(Records about charts and figures)

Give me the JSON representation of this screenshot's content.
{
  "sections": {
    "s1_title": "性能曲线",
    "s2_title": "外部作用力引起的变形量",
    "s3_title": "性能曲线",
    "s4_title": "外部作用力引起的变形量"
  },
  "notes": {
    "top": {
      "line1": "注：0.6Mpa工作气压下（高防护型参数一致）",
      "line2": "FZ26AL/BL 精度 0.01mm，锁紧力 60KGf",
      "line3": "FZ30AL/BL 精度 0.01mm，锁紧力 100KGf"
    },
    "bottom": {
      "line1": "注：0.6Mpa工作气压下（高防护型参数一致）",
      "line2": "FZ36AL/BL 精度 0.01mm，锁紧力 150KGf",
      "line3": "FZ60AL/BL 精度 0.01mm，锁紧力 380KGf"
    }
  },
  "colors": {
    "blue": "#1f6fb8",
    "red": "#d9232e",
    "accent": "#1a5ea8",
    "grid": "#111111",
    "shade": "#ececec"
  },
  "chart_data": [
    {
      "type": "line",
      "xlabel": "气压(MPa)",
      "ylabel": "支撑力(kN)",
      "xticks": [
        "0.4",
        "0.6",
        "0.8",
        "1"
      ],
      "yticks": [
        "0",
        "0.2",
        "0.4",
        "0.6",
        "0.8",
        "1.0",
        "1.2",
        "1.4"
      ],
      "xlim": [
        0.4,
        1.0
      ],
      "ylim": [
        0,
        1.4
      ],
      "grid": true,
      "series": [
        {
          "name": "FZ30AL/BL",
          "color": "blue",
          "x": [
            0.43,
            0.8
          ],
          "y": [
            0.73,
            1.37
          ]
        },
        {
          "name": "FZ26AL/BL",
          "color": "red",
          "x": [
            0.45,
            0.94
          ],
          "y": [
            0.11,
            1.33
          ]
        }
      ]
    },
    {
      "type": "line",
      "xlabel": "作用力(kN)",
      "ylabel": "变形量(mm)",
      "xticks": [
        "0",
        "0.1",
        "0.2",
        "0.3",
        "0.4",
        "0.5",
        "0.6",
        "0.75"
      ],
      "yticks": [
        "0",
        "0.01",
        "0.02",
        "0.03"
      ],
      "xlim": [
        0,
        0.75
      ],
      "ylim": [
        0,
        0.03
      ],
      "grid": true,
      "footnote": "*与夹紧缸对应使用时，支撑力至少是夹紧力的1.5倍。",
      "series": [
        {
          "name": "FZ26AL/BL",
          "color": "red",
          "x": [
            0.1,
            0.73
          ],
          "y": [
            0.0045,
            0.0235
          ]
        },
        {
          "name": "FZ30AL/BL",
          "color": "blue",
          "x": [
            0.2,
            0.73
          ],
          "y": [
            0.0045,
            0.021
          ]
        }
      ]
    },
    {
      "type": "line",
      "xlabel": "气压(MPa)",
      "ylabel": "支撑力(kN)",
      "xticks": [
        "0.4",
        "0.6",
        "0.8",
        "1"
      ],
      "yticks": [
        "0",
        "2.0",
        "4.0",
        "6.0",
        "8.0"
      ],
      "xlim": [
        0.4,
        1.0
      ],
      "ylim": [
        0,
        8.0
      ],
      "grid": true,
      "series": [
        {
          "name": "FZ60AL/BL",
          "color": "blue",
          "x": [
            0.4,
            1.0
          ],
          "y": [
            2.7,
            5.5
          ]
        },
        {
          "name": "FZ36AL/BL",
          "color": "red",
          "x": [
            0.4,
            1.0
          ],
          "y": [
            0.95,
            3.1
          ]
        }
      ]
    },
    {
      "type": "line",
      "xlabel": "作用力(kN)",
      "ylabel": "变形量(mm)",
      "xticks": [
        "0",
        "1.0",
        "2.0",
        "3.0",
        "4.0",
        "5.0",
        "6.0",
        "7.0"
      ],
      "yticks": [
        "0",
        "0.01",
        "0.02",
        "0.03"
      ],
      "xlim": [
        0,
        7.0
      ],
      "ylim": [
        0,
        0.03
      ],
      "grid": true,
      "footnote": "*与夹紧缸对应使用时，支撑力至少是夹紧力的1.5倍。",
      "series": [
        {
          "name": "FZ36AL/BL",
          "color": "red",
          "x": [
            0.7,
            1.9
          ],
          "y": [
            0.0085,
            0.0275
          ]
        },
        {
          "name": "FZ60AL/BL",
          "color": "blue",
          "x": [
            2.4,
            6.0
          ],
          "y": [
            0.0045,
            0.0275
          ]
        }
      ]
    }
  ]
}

* THE EXERCISE: Your task is to retype all of the records exactly.

* CORRECT RESULT:
Give me the JSON representation of this screenshot's content.
{
  "sections": {
    "s1_title": "性能曲线",
    "s2_title": "外部作用力引起的变形量",
    "s3_title": "性能曲线",
    "s4_title": "外部作用力引起的变形量"
  },
  "notes": {
    "top": {
      "line1": "注：0.6Mpa工作气压下（高防护型参数一致）",
      "line2": "FZ26AL/BL 精度 0.01mm，锁紧力 60KGf",
      "line3": "FZ30AL/BL 精度 0.01mm，锁紧力 100KGf"
    },
    "bottom": {
      "line1": "注：0.6Mpa工作气压下（高防护型参数一致）",
      "line2": "FZ36AL/BL 精度 0.01mm，锁紧力 150KGf",
      "line3": "FZ60AL/BL 精度 0.01mm，锁紧力 380KGf"
    }
  },
  "colors": {
    "blue": "#1f6fb8",
    "red": "#d9232e",
    "accent": "#1a5ea8",
    "grid": "#111111",
    "shade": "#ececec"
  },
  "chart_data": [
    {
      "type": "line",
      "xlabel": "气压(MPa)",
      "ylabel": "支撑力(kN)",
      "xticks": [
        "0.4",
        "0.6",
        "0.8",
        "1"
      ],
      "yticks": [
        "0",
        "0.2",
        "0.4",
        "0.6",
        "0.8",
        "1.0",
        "1.2",
        "1.4"
      ],
      "xlim": [
        0.4,
        1.0
      ],
      "ylim": [
        0,
        1.4
      ],
      "grid": true,
      "series": [
        {
          "name": "FZ30AL/BL",
          "color": "blue",
          "x": [
            0.43,
            0.8
          ],
          "y": [
            0.73,
            1.37
          ]
        },
        {
          "name": "FZ26AL/BL",
          "color": "red",
          "x": [
            0.45,
            0.94
          ],
          "y": [
            0.11,
            1.33
          ]
        }
      ]
    },
    {
      "type": "line",
      "xlabel": "作用力(kN)",
      "ylabel": "变形量(mm)",
      "xticks": [
        "0",
        "0.1",
        "0.2",
        "0.3",
        "0.4",
        "0.5",
        "0.6",
        "0.75"
      ],
      "yticks": [
        "0",
        "0.01",
        "0.02",
        "0.03"
      ],
      "xlim": [
        0,
        0.75
      ],
      "ylim": [
        0,
        0.03
      ],
      "grid": true,
      "footnote": "*与夹紧缸对应使用时，支撑力至少是夹紧力的1.5倍。",
      "series": [
        {
          "name": "FZ26AL/BL",
          "color": "red",
          "x": [
            0.1,
            0.73
          ],
          "y": [
            0.0045,
            0.0235
          ]
        },
        {
          "name": "FZ30AL/BL",
          "color": "blue",
          "x": [
            0.2,
            0.73
          ],
          "y": [
            0.0045,
            0.021
          ]
        }
      ]
    },
    {
      "type": "line",
      "xlabel": "气压(MPa)",
      "ylabel": "支撑力(kN)",
      "xticks": [
        "0.4",
        "0.6",
        "0.8",
        "1"
      ],
      "yticks": [
        "0",
        "2.0",
        "4.0",
        "6.0",
        "8.0"
      ],
      "xlim": [
        0.4,
        1.0
      ],
      "ylim": [
        0,
        8.0
      ],
      "grid": true,
      "series": [
        {
          "name": "FZ60AL/BL",
          "color": "blue",
          "x": [
            0.4,
            1.0
          ],
          "y": [
            2.7,
            5.5
          ]
        },
        {
          "name": "FZ36AL/BL",
          "color": "red",
          "x": [
            0.4,
            1.0
          ],
          "y": [
            0.95,
            3.1
          ]
        }
      ]
    },
    {
      "type": "line",
      "xlabel": "作用力(kN)",
      "ylabel": "变形量(mm)",
      "xticks": [
        "0",
        "1.0",
        "2.0",
        "3.0",
        "4.0",
        "5.0",
        "6.0",
        "7.0"
      ],
      "yticks": [
        "0",
        "0.01",
        "0.02",
        "0.03"
      ],
      "xlim": [
        0,
        7.0
      ],
      "ylim": [
        0,
        0.03
      ],
      "grid": true,
      "footnote": "*与夹紧缸对应使用时，支撑力至少是夹紧力的1.5倍。",
      "series": [
        {
          "name": "FZ36AL/BL",
          "color": "red",
          "x": [
            0.7,
            1.9
          ],
          "y": [
            0.0085,
            0.0275
          ]
        },
        {
          "name": "FZ60AL/BL",
          "color": "blue",
          "x": [
            2.4,
            6.0
          ],
          "y": [
            0.0045,
            0.0275
          ]
        }
      ]
    }
  ]
}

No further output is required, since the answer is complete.